(begin)

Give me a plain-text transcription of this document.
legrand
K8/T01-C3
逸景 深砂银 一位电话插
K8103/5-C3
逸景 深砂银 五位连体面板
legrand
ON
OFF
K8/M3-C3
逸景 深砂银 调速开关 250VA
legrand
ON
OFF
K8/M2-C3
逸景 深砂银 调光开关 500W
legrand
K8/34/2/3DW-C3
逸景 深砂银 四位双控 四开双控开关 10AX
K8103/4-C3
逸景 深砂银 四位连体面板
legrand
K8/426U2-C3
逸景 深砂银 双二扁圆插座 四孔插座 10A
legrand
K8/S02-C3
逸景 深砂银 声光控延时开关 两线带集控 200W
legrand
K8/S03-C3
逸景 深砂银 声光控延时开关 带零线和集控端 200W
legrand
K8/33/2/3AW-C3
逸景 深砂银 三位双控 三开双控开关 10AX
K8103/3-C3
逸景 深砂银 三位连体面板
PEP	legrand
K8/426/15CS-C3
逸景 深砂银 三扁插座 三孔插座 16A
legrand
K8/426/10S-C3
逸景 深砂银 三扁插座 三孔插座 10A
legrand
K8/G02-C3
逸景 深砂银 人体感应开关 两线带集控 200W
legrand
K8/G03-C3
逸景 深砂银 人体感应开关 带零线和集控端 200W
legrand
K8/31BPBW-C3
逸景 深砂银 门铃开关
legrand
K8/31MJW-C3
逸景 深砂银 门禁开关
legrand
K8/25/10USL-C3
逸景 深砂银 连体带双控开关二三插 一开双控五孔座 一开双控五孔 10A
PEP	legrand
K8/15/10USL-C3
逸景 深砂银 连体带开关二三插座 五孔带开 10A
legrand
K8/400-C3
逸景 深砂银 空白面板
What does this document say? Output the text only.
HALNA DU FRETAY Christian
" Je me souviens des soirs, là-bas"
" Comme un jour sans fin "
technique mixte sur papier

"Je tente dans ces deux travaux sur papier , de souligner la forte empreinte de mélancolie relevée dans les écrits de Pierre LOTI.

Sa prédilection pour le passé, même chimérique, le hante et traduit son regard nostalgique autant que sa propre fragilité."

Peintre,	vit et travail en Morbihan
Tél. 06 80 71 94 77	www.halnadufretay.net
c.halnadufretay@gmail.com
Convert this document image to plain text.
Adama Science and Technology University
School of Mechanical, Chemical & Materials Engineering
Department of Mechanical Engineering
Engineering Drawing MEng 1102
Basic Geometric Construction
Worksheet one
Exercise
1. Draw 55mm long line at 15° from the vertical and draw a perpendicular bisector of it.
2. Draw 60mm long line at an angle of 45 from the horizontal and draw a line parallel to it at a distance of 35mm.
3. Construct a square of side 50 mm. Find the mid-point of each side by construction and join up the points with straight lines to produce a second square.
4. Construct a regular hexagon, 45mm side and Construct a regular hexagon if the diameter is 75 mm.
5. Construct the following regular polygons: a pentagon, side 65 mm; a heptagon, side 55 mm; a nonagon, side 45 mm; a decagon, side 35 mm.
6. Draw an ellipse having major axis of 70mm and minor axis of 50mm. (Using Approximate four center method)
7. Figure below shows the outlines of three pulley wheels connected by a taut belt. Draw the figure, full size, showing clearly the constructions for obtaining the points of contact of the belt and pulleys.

(end)

Pick out every line above that contains the word "regular" and copy it.

TASK RESPONSE
4. Construct a regular hexagon, 45mm side and Construct a regular hexagon if the diameter is 75 mm.
5. Construct the following regular polygons: a pentagon, side 65 mm; a heptagon, side 55 mm; a nonagon, side 45 mm; a decagon, side 35 mm.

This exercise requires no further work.